-------- Material provided

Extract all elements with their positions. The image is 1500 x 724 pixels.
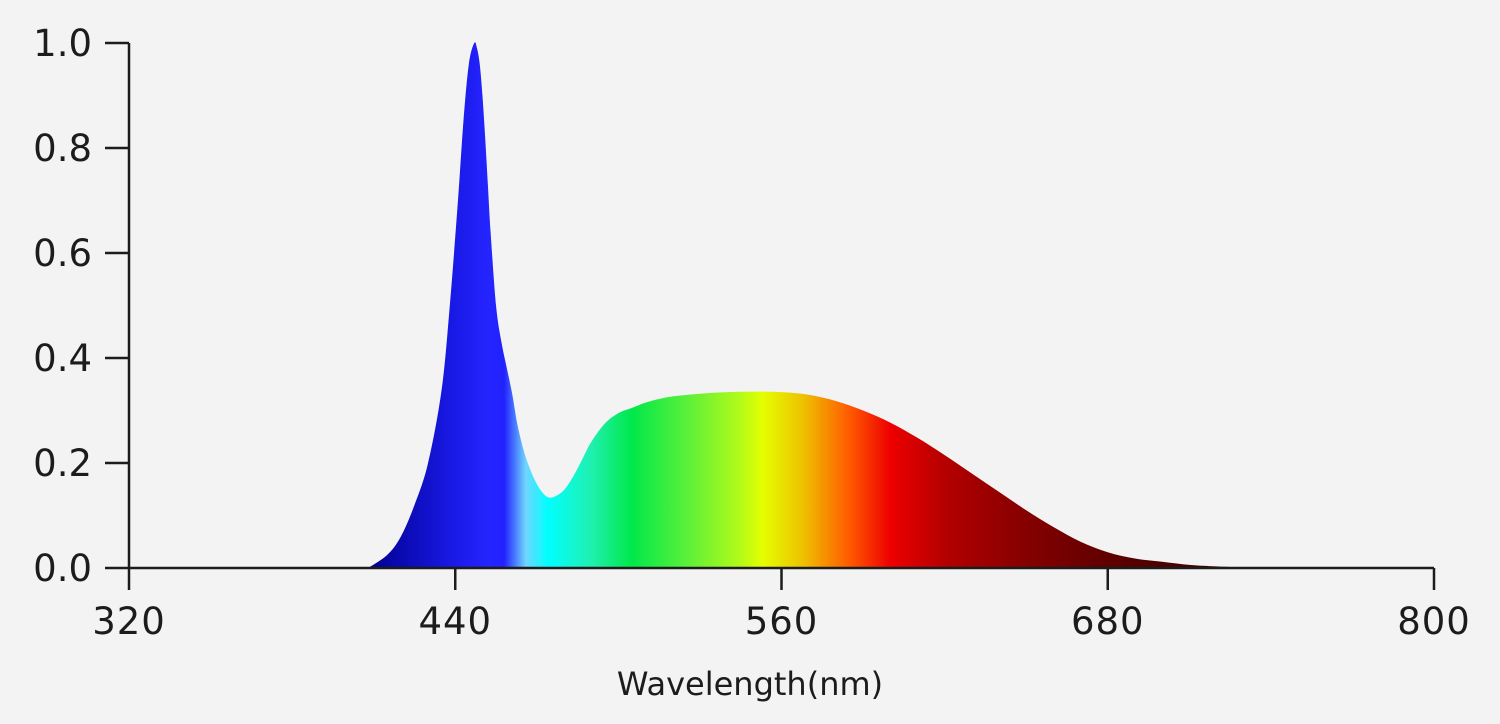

----------------
-------- Material provided

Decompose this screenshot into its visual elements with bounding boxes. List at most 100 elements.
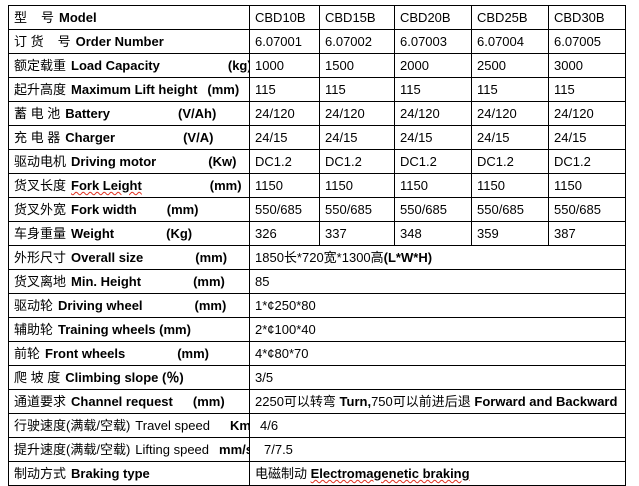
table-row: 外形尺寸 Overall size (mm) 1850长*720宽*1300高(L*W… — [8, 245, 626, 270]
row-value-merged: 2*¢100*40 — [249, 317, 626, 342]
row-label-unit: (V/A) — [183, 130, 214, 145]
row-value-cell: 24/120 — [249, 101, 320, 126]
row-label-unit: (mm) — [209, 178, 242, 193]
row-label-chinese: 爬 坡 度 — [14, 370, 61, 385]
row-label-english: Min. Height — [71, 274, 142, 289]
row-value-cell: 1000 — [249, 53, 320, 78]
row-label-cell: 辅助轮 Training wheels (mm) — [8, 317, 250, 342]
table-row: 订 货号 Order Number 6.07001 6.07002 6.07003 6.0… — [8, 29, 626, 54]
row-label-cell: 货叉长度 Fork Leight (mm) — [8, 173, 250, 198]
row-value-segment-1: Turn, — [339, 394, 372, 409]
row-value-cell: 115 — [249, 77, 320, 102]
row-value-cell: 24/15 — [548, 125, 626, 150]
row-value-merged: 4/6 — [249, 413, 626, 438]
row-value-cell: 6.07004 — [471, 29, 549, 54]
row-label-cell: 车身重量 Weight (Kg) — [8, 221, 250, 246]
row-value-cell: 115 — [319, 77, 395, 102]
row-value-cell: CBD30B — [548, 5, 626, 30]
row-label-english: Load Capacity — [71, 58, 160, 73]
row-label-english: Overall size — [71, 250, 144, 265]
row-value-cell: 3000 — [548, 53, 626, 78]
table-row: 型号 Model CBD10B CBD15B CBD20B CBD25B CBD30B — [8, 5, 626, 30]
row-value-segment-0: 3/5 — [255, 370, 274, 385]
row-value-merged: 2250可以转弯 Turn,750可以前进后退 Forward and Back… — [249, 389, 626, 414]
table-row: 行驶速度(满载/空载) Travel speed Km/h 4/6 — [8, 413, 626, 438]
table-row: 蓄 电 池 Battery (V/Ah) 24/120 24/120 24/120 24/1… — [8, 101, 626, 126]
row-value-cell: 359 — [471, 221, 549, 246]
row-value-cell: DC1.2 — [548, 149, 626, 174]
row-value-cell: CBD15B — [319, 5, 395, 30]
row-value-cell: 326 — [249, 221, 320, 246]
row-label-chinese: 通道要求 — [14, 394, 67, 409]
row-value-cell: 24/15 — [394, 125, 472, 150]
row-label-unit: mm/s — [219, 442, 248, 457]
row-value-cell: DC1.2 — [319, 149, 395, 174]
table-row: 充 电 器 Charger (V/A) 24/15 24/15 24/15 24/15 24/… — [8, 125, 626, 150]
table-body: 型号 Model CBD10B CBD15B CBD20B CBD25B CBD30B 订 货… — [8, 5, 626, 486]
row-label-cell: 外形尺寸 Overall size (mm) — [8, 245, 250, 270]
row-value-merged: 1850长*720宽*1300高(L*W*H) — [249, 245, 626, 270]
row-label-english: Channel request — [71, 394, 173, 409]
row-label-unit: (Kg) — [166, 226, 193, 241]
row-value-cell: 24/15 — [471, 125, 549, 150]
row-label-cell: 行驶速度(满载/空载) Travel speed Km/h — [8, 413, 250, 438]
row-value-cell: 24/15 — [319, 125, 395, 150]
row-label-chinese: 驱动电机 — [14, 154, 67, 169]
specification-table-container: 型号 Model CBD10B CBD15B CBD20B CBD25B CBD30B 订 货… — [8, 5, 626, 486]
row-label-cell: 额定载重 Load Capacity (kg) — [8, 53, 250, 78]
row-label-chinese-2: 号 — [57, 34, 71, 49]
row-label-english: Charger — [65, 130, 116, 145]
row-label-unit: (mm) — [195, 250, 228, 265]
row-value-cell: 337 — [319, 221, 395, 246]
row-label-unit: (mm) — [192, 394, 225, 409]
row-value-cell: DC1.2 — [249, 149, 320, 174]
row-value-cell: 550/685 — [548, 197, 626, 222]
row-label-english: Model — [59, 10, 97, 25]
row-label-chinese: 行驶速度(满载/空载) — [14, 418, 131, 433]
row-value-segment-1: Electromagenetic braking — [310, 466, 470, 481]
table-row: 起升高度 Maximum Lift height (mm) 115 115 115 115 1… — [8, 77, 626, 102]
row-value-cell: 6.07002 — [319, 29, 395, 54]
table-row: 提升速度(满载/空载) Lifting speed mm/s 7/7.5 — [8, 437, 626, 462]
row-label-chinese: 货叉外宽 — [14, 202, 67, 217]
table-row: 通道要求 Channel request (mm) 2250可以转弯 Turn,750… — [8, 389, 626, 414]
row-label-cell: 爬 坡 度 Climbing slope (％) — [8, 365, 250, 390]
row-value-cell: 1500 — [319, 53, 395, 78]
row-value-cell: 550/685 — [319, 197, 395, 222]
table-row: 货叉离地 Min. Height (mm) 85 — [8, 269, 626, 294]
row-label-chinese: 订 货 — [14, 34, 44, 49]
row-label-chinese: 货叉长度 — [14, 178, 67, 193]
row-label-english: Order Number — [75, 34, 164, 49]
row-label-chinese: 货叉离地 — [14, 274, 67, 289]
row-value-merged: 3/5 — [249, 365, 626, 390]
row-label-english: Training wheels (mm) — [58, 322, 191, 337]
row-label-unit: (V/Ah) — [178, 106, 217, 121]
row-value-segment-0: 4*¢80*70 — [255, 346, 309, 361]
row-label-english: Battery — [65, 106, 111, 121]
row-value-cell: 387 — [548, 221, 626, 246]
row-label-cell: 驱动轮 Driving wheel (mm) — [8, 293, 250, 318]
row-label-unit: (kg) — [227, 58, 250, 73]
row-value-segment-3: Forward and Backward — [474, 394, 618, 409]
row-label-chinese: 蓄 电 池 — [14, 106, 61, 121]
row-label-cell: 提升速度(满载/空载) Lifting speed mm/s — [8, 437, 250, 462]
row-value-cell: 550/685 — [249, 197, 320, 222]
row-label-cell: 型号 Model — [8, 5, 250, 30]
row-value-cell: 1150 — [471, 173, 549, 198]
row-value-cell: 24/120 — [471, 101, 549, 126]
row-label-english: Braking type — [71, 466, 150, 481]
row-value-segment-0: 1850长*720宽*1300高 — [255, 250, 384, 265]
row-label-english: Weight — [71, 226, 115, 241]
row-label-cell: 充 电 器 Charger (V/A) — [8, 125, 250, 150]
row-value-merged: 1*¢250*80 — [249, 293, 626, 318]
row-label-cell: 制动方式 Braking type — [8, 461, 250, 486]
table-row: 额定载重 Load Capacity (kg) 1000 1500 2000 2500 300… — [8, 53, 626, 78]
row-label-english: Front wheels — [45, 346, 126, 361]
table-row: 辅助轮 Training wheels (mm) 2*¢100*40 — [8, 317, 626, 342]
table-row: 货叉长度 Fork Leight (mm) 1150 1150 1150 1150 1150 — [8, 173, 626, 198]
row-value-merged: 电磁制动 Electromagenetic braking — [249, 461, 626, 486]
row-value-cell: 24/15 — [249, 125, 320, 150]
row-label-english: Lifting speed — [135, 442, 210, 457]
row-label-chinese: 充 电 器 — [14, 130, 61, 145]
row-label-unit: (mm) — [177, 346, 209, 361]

----------------

- _Problem to work on_
Rewrite the part of the listing that opens with the line containing "Decompose this screenshot" and closes with the line containing "row-label-english: Min. Height", replacing "row-label-unit" with "unit-label" and leaving everything else unchanged. Give only those lines, without the pictures.

- _Correct response_
Decompose this screenshot into its visual elements with bounding boxes. List at most 100 elements.
table-row: 外形尺寸 Overall size (mm) 1850长*720宽*1300高(L*W… — [8, 245, 626, 270]
row-value-merged: 2*¢100*40 — [249, 317, 626, 342]
unit-label: (V/A) — [183, 130, 214, 145]
row-value-cell: 24/120 — [249, 101, 320, 126]
unit-label: (mm) — [209, 178, 242, 193]
row-label-chinese: 爬 坡 度 — [14, 370, 61, 385]
row-label-english: Min. Height — [71, 274, 142, 289]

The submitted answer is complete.